● What is asked
The data below should be printed in full, exactly, and without any of its images.

┏━━

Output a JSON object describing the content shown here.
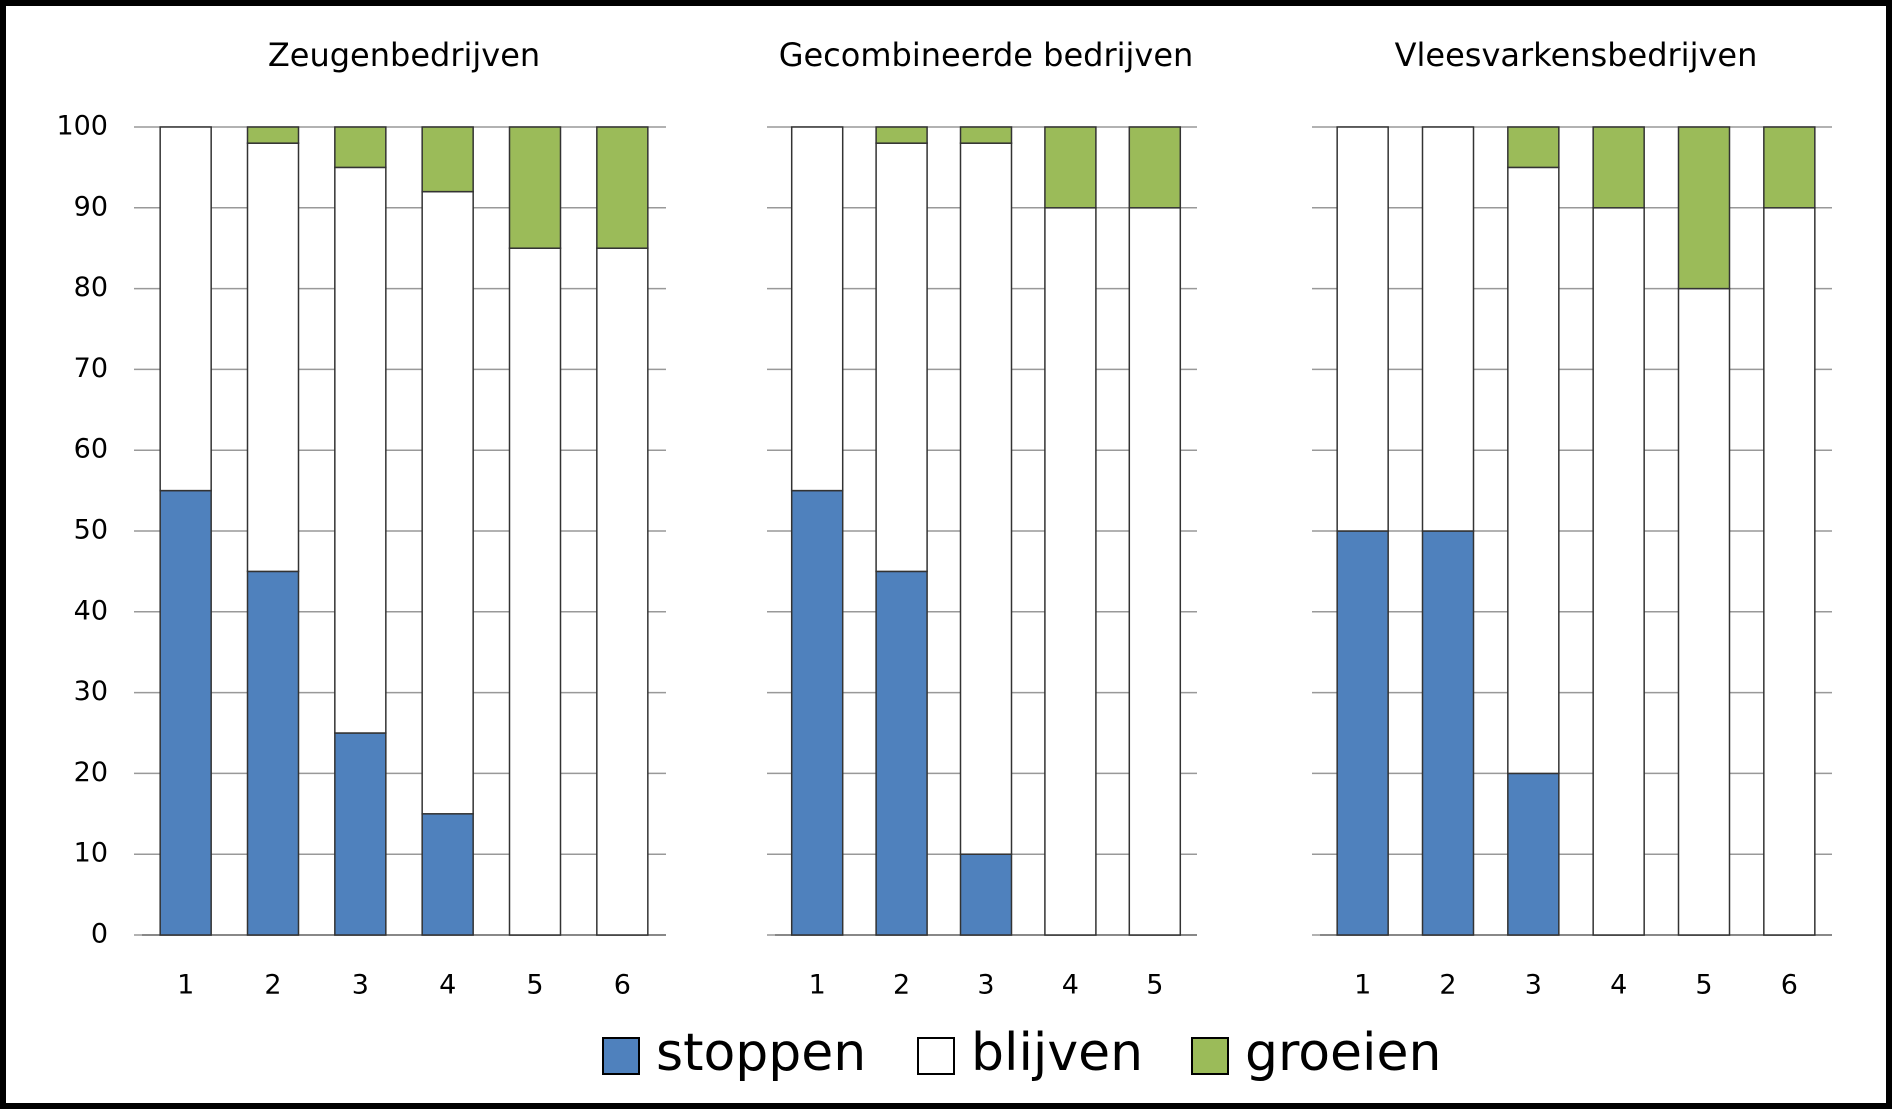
{
  "chart_data": [
    {
      "type": "stacked_bar",
      "title": "Zeugenbedrijven",
      "categories": [
        "1",
        "2",
        "3",
        "4",
        "5",
        "6"
      ],
      "series": [
        {
          "name": "stoppen",
          "color": "#4f81bd",
          "values": [
            55,
            45,
            25,
            15,
            0,
            0
          ]
        },
        {
          "name": "blijven",
          "color": "#ffffff",
          "values": [
            45,
            53,
            70,
            77,
            85,
            85
          ]
        },
        {
          "name": "groeien",
          "color": "#9bbb59",
          "values": [
            0,
            2,
            5,
            8,
            15,
            15
          ]
        }
      ],
      "ylim": [
        0,
        100
      ],
      "yticks": [
        0,
        10,
        20,
        30,
        40,
        50,
        60,
        70,
        80,
        90,
        100
      ],
      "grid": true
    },
    {
      "type": "stacked_bar",
      "title": "Gecombineerde bedrijven",
      "categories": [
        "1",
        "2",
        "3",
        "4",
        "5"
      ],
      "series": [
        {
          "name": "stoppen",
          "color": "#4f81bd",
          "values": [
            55,
            45,
            10,
            0,
            0
          ]
        },
        {
          "name": "blijven",
          "color": "#ffffff",
          "values": [
            45,
            53,
            88,
            90,
            90
          ]
        },
        {
          "name": "groeien",
          "color": "#9bbb59",
          "values": [
            0,
            2,
            2,
            10,
            10
          ]
        }
      ],
      "ylim": [
        0,
        100
      ],
      "yticks": [
        0,
        10,
        20,
        30,
        40,
        50,
        60,
        70,
        80,
        90,
        100
      ],
      "grid": true
    },
    {
      "type": "stacked_bar",
      "title": "Vleesvarkensbedrijven",
      "categories": [
        "1",
        "2",
        "3",
        "4",
        "5",
        "6"
      ],
      "series": [
        {
          "name": "stoppen",
          "color": "#4f81bd",
          "values": [
            50,
            50,
            20,
            0,
            0,
            0
          ]
        },
        {
          "name": "blijven",
          "color": "#ffffff",
          "values": [
            50,
            50,
            75,
            90,
            80,
            90
          ]
        },
        {
          "name": "groeien",
          "color": "#9bbb59",
          "values": [
            0,
            0,
            5,
            10,
            20,
            10
          ]
        }
      ],
      "ylim": [
        0,
        100
      ],
      "yticks": [
        0,
        10,
        20,
        30,
        40,
        50,
        60,
        70,
        80,
        90,
        100
      ],
      "grid": true
    }
  ]
}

┗━━

● Output for this exercise
Output a JSON object describing the content shown here.
{
  "chart_data": [
    {
      "type": "stacked_bar",
      "title": "Zeugenbedrijven",
      "categories": [
        "1",
        "2",
        "3",
        "4",
        "5",
        "6"
      ],
      "series": [
        {
          "name": "stoppen",
          "color": "#4f81bd",
          "values": [
            55,
            45,
            25,
            15,
            0,
            0
          ]
        },
        {
          "name": "blijven",
          "color": "#ffffff",
          "values": [
            45,
            53,
            70,
            77,
            85,
            85
          ]
        },
        {
          "name": "groeien",
          "color": "#9bbb59",
          "values": [
            0,
            2,
            5,
            8,
            15,
            15
          ]
        }
      ],
      "ylim": [
        0,
        100
      ],
      "yticks": [
        0,
        10,
        20,
        30,
        40,
        50,
        60,
        70,
        80,
        90,
        100
      ],
      "grid": true
    },
    {
      "type": "stacked_bar",
      "title": "Gecombineerde bedrijven",
      "categories": [
        "1",
        "2",
        "3",
        "4",
        "5"
      ],
      "series": [
        {
          "name": "stoppen",
          "color": "#4f81bd",
          "values": [
            55,
            45,
            10,
            0,
            0
          ]
        },
        {
          "name": "blijven",
          "color": "#ffffff",
          "values": [
            45,
            53,
            88,
            90,
            90
          ]
        },
        {
          "name": "groeien",
          "color": "#9bbb59",
          "values": [
            0,
            2,
            2,
            10,
            10
          ]
        }
      ],
      "ylim": [
        0,
        100
      ],
      "yticks": [
        0,
        10,
        20,
        30,
        40,
        50,
        60,
        70,
        80,
        90,
        100
      ],
      "grid": true
    },
    {
      "type": "stacked_bar",
      "title": "Vleesvarkensbedrijven",
      "categories": [
        "1",
        "2",
        "3",
        "4",
        "5",
        "6"
      ],
      "series": [
        {
          "name": "stoppen",
          "color": "#4f81bd",
          "values": [
            50,
            50,
            20,
            0,
            0,
            0
          ]
        },
        {
          "name": "blijven",
          "color": "#ffffff",
          "values": [
            50,
            50,
            75,
            90,
            80,
            90
          ]
        },
        {
          "name": "groeien",
          "color": "#9bbb59",
          "values": [
            0,
            0,
            5,
            10,
            20,
            10
          ]
        }
      ],
      "ylim": [
        0,
        100
      ],
      "yticks": [
        0,
        10,
        20,
        30,
        40,
        50,
        60,
        70,
        80,
        90,
        100
      ],
      "grid": true
    }
  ]
}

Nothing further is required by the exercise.